Given exercise :: Check each line of the records for "如需生成并打印协议书"; collect those that have it.

Stored data ::

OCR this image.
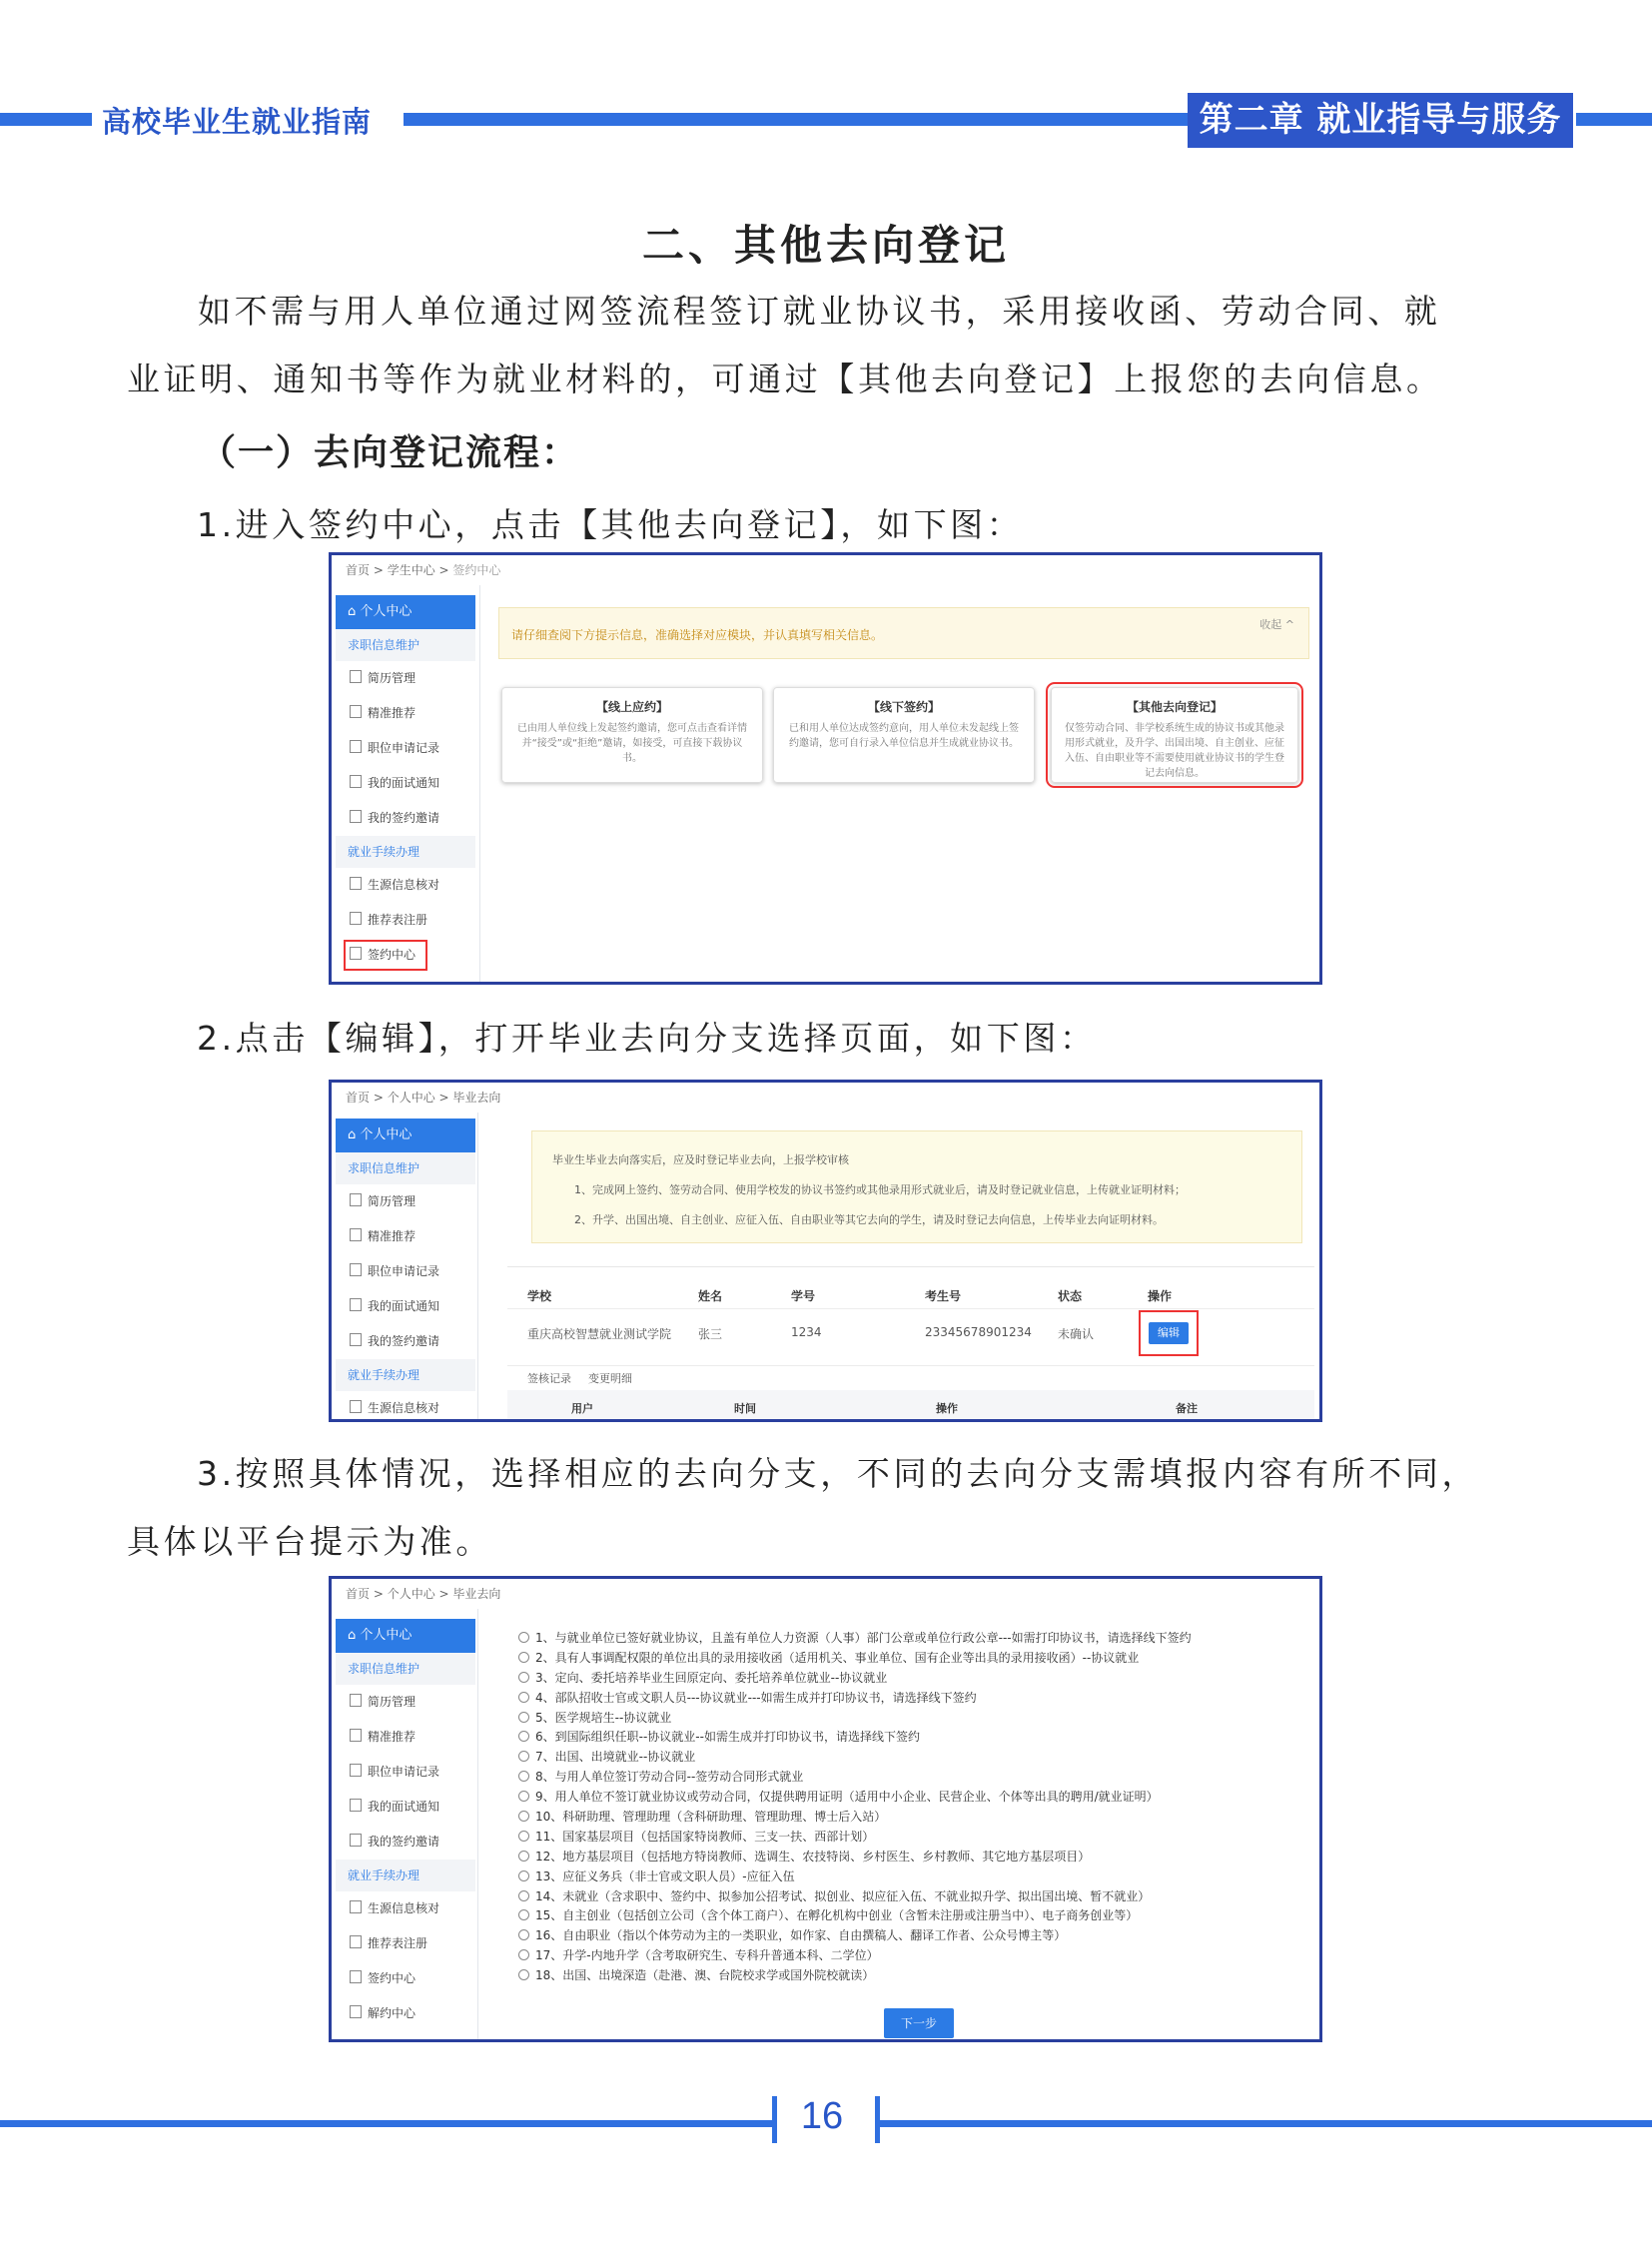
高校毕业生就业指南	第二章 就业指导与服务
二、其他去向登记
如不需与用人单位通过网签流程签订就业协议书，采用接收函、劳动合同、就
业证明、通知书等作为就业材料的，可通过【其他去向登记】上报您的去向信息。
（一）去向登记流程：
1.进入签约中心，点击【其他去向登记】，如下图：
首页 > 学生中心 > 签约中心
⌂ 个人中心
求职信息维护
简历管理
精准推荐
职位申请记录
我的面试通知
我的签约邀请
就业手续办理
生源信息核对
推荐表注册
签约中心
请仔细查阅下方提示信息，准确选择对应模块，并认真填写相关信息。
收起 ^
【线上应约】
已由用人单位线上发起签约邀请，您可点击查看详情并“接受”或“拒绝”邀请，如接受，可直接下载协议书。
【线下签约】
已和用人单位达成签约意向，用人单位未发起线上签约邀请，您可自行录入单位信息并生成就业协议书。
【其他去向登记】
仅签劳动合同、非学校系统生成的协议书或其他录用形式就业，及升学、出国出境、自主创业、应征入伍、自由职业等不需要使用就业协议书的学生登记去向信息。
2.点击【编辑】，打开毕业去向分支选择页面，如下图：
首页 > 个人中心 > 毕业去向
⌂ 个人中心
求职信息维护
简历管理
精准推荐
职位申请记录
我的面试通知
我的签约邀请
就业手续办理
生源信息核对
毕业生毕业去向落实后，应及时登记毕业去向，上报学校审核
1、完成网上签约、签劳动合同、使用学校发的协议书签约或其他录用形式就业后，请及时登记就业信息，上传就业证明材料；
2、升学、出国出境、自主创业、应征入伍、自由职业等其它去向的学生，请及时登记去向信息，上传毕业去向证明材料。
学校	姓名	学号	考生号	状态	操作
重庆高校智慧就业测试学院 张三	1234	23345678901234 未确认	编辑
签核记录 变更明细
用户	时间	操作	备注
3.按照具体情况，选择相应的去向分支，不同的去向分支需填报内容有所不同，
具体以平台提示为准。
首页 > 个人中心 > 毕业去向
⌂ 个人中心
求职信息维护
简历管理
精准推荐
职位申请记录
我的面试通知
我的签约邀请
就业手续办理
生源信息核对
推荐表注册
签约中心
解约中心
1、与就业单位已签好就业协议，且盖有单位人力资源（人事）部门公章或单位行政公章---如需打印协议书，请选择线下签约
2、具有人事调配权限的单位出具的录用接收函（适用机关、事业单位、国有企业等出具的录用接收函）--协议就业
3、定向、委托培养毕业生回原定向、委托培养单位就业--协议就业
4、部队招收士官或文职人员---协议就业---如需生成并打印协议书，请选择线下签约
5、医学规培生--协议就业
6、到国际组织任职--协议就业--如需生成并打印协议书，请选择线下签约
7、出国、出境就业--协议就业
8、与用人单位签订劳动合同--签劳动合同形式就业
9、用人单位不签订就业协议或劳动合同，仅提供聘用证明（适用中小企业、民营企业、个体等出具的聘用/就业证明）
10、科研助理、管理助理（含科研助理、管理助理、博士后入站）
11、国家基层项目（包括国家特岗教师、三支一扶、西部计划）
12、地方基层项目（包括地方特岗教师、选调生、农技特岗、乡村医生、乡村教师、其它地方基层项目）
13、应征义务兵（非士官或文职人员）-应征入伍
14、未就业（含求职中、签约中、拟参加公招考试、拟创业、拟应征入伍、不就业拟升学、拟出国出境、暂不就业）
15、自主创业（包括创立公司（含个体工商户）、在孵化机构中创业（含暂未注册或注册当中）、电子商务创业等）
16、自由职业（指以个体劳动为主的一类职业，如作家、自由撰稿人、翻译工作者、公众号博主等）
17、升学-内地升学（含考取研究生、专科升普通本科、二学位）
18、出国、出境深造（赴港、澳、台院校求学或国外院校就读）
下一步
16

Output ::
4、部队招收士官或文职人员---协议就业---如需生成并打印协议书，请选择线下签约
6、到国际组织任职--协议就业--如需生成并打印协议书，请选择线下签约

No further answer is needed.